┌────────
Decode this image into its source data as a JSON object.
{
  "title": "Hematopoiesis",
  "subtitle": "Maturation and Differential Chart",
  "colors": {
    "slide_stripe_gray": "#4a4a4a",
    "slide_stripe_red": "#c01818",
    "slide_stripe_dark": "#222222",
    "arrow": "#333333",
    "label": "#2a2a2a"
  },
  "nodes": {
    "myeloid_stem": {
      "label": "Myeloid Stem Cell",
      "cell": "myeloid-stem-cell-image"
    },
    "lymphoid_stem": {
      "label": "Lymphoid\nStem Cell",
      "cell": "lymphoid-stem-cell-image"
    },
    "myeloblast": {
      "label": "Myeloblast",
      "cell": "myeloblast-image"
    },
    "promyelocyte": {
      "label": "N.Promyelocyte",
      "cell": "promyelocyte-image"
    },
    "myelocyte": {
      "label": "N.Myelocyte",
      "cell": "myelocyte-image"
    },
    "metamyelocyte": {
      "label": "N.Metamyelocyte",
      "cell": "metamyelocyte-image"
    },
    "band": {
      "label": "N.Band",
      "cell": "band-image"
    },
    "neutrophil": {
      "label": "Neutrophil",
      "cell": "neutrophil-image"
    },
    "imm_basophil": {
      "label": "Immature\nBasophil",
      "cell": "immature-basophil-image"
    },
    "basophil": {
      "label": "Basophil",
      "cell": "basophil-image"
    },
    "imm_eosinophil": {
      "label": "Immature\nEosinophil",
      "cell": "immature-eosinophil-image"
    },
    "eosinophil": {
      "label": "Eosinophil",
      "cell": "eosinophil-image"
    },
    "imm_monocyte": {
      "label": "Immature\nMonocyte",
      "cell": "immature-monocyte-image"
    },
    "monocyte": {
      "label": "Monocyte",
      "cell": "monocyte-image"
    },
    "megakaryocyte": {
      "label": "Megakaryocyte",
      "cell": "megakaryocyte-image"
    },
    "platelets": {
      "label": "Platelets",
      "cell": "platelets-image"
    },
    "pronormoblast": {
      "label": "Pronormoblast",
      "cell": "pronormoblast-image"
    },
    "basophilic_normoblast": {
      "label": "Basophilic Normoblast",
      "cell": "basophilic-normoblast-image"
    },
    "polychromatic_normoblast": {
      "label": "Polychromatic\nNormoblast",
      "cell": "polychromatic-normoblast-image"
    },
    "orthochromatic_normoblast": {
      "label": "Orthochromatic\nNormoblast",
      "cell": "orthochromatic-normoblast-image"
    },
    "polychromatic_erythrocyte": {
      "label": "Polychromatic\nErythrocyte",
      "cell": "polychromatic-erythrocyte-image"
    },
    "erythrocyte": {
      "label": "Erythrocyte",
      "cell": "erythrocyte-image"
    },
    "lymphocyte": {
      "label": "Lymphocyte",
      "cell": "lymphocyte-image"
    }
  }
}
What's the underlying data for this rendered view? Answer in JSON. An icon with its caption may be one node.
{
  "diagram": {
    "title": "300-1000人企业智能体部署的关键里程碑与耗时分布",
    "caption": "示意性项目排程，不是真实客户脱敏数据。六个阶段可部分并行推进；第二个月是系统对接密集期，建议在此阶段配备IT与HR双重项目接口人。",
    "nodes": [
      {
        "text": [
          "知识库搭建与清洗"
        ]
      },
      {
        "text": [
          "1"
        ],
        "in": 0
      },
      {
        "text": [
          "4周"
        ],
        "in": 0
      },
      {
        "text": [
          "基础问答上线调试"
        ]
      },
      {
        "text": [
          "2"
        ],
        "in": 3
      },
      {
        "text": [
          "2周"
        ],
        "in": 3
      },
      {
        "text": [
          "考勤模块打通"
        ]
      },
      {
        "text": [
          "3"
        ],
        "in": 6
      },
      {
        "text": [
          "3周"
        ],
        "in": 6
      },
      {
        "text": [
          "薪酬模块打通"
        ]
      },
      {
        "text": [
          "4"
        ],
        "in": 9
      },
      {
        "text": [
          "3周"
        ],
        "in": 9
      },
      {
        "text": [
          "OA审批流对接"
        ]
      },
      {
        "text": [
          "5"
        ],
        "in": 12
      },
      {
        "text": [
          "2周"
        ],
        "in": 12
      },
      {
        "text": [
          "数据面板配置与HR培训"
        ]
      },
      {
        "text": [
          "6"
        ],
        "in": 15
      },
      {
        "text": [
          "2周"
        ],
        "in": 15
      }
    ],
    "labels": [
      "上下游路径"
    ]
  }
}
└────────
▶ _Written task_:
Would you restate each of the entries word for word?

▶ _Expected output_:
Decode this image into its source data as a JSON object.
{
  "title": "Hematopoiesis",
  "subtitle": "Maturation and Differential Chart",
  "colors": {
    "slide_stripe_gray": "#4a4a4a",
    "slide_stripe_red": "#c01818",
    "slide_stripe_dark": "#222222",
    "arrow": "#333333",
    "label": "#2a2a2a"
  },
  "nodes": {
    "myeloid_stem": {
      "label": "Myeloid Stem Cell",
      "cell": "myeloid-stem-cell-image"
    },
    "lymphoid_stem": {
      "label": "Lymphoid\nStem Cell",
      "cell": "lymphoid-stem-cell-image"
    },
    "myeloblast": {
      "label": "Myeloblast",
      "cell": "myeloblast-image"
    },
    "promyelocyte": {
      "label": "N.Promyelocyte",
      "cell": "promyelocyte-image"
    },
    "myelocyte": {
      "label": "N.Myelocyte",
      "cell": "myelocyte-image"
    },
    "metamyelocyte": {
      "label": "N.Metamyelocyte",
      "cell": "metamyelocyte-image"
    },
    "band": {
      "label": "N.Band",
      "cell": "band-image"
    },
    "neutrophil": {
      "label": "Neutrophil",
      "cell": "neutrophil-image"
    },
    "imm_basophil": {
      "label": "Immature\nBasophil",
      "cell": "immature-basophil-image"
    },
    "basophil": {
      "label": "Basophil",
      "cell": "basophil-image"
    },
    "imm_eosinophil": {
      "label": "Immature\nEosinophil",
      "cell": "immature-eosinophil-image"
    },
    "eosinophil": {
      "label": "Eosinophil",
      "cell": "eosinophil-image"
    },
    "imm_monocyte": {
      "label": "Immature\nMonocyte",
      "cell": "immature-monocyte-image"
    },
    "monocyte": {
      "label": "Monocyte",
      "cell": "monocyte-image"
    },
    "megakaryocyte": {
      "label": "Megakaryocyte",
      "cell": "megakaryocyte-image"
    },
    "platelets": {
      "label": "Platelets",
      "cell": "platelets-image"
    },
    "pronormoblast": {
      "label": "Pronormoblast",
      "cell": "pronormoblast-image"
    },
    "basophilic_normoblast": {
      "label": "Basophilic Normoblast",
      "cell": "basophilic-normoblast-image"
    },
    "polychromatic_normoblast": {
      "label": "Polychromatic\nNormoblast",
      "cell": "polychromatic-normoblast-image"
    },
    "orthochromatic_normoblast": {
      "label": "Orthochromatic\nNormoblast",
      "cell": "orthochromatic-normoblast-image"
    },
    "polychromatic_erythrocyte": {
      "label": "Polychromatic\nErythrocyte",
      "cell": "polychromatic-erythrocyte-image"
    },
    "erythrocyte": {
      "label": "Erythrocyte",
      "cell": "erythrocyte-image"
    },
    "lymphocyte": {
      "label": "Lymphocyte",
      "cell": "lymphocyte-image"
    }
  }
}
What's the underlying data for this rendered view? Answer in JSON. An icon with its caption may be one node.
{
  "diagram": {
    "title": "300-1000人企业智能体部署的关键里程碑与耗时分布",
    "caption": "示意性项目排程，不是真实客户脱敏数据。六个阶段可部分并行推进；第二个月是系统对接密集期，建议在此阶段配备IT与HR双重项目接口人。",
    "nodes": [
      {
        "text": [
          "知识库搭建与清洗"
        ]
      },
      {
        "text": [
          "1"
        ],
        "in": 0
      },
      {
        "text": [
          "4周"
        ],
        "in": 0
      },
      {
        "text": [
          "基础问答上线调试"
        ]
      },
      {
        "text": [
          "2"
        ],
        "in": 3
      },
      {
        "text": [
          "2周"
        ],
        "in": 3
      },
      {
        "text": [
          "考勤模块打通"
        ]
      },
      {
        "text": [
          "3"
        ],
        "in": 6
      },
      {
        "text": [
          "3周"
        ],
        "in": 6
      },
      {
        "text": [
          "薪酬模块打通"
        ]
      },
      {
        "text": [
          "4"
        ],
        "in": 9
      },
      {
        "text": [
          "3周"
        ],
        "in": 9
      },
      {
        "text": [
          "OA审批流对接"
        ]
      },
      {
        "text": [
          "5"
        ],
        "in": 12
      },
      {
        "text": [
          "2周"
        ],
        "in": 12
      },
      {
        "text": [
          "数据面板配置与HR培训"
        ]
      },
      {
        "text": [
          "6"
        ],
        "in": 15
      },
      {
        "text": [
          "2周"
        ],
        "in": 15
      }
    ],
    "labels": [
      "上下游路径"
    ]
  }
}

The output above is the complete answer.